● **GOAL**: Can you reproduce only the items from the line that has "Patent image size: (1271, 1008)." through the line that has "The load 212 is at (1162, 515).", substituting "conventional" for "prior art" and leaving everything else unchanged?

● **PROVIDED RECORDS**:
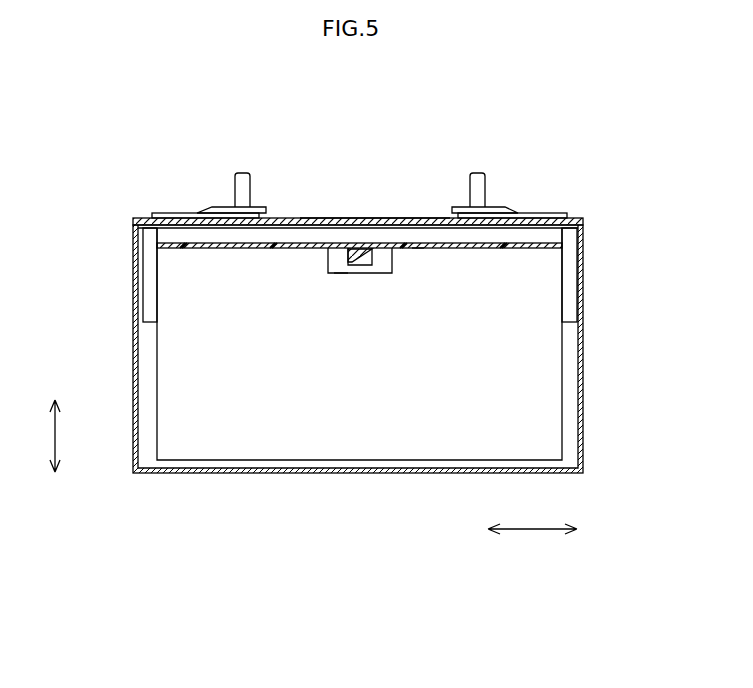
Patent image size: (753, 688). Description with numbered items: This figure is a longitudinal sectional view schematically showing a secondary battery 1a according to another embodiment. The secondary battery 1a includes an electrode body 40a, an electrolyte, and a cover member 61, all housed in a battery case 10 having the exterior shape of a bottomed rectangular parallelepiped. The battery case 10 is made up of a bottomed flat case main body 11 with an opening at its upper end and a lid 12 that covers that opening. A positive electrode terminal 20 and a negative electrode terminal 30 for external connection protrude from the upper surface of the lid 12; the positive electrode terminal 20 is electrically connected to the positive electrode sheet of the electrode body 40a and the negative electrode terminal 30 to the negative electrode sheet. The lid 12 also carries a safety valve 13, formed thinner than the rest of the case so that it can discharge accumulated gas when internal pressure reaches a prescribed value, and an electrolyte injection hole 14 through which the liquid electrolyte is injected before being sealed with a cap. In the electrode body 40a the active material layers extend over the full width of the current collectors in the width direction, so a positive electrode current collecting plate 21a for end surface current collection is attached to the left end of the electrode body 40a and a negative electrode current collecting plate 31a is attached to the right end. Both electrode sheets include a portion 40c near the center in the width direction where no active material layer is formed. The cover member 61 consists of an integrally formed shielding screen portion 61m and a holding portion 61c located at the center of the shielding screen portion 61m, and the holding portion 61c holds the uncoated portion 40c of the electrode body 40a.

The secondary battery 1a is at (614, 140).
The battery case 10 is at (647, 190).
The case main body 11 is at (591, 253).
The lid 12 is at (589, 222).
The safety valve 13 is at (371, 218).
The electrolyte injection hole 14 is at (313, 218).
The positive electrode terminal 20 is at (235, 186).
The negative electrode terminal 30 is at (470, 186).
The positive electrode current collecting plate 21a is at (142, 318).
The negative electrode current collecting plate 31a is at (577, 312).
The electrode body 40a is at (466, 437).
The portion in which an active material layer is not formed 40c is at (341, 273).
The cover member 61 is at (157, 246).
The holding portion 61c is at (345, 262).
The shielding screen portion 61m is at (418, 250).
...
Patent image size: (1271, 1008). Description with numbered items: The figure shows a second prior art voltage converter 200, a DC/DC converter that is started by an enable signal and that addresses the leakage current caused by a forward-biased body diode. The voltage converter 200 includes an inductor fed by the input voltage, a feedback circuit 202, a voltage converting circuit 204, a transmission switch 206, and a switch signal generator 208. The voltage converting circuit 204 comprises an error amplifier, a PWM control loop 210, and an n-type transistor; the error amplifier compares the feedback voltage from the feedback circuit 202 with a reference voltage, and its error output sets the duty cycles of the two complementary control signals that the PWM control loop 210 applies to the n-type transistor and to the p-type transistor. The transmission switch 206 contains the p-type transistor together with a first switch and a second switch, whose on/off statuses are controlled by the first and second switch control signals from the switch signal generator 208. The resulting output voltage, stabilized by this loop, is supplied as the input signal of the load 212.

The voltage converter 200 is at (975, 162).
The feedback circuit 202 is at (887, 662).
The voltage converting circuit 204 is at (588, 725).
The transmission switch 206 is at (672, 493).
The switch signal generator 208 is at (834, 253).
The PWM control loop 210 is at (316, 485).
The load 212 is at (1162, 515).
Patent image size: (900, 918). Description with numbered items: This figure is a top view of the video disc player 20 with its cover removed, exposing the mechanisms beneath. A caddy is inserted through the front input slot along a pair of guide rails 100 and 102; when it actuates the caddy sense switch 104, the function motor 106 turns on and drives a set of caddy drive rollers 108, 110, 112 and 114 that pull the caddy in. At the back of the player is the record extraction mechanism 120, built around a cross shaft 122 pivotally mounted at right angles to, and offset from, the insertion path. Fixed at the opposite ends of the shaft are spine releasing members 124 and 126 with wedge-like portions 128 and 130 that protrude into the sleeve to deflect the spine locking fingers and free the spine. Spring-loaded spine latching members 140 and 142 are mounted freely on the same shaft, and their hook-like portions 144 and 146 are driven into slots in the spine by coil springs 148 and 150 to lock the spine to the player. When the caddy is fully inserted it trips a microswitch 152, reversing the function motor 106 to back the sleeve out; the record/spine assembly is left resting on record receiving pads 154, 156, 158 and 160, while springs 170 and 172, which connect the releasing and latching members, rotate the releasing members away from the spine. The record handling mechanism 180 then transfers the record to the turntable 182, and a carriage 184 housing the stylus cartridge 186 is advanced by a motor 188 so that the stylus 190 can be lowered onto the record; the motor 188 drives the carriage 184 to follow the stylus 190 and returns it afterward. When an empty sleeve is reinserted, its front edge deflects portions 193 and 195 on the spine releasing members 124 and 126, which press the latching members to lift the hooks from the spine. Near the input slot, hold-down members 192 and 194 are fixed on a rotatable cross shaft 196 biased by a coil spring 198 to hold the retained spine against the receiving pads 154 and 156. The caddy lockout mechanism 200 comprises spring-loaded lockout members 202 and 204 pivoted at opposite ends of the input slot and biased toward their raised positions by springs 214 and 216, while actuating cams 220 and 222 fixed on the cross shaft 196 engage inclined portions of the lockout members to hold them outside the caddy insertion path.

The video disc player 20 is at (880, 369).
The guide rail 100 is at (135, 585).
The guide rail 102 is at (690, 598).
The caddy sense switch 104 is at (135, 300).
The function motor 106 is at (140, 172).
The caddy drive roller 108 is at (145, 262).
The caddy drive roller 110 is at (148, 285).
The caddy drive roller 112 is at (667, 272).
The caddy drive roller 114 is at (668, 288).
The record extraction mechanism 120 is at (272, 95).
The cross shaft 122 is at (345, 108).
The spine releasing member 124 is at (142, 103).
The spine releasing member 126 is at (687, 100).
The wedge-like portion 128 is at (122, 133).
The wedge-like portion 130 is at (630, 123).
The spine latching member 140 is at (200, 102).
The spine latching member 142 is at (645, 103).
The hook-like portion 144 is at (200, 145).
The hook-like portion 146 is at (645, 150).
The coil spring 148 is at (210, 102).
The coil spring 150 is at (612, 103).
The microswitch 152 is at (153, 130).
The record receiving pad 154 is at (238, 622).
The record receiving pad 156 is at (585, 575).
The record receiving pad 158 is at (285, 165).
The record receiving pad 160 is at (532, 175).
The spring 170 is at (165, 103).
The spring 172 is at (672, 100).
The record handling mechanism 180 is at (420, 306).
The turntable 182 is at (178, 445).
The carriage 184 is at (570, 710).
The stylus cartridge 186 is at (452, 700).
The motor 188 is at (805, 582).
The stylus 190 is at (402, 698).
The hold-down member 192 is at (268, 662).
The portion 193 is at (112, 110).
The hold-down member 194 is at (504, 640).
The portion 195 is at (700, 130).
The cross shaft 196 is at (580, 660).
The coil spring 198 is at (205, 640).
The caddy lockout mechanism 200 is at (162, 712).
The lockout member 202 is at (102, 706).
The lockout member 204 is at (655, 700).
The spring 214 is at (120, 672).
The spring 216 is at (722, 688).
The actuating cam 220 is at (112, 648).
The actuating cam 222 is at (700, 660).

● **CORRECT OUTPUT**:
Patent image size: (1271, 1008). Description with numbered items: The figure shows a second conventional voltage converter 200, a DC/DC converter that is started by an enable signal and that addresses the leakage current caused by a forward-biased body diode. The voltage converter 200 includes an inductor fed by the input voltage, a feedback circuit 202, a voltage converting circuit 204, a transmission switch 206, and a switch signal generator 208. The voltage converting circuit 204 comprises an error amplifier, a PWM control loop 210, and an n-type transistor; the error amplifier compares the feedback voltage from the feedback circuit 202 with a reference voltage, and its error output sets the duty cycles of the two complementary control signals that the PWM control loop 210 applies to the n-type transistor and to the p-type transistor. The transmission switch 206 contains the p-type transistor together with a first switch and a second switch, whose on/off statuses are controlled by the first and second switch control signals from the switch signal generator 208. The resulting output voltage, stabilized by this loop, is supplied as the input signal of the load 212.

The voltage converter 200 is at (975, 162).
The feedback circuit 202 is at (887, 662).
The voltage converting circuit 204 is at (588, 725).
The transmission switch 206 is at (672, 493).
The switch signal generator 208 is at (834, 253).
The PWM control loop 210 is at (316, 485).
The load 212 is at (1162, 515).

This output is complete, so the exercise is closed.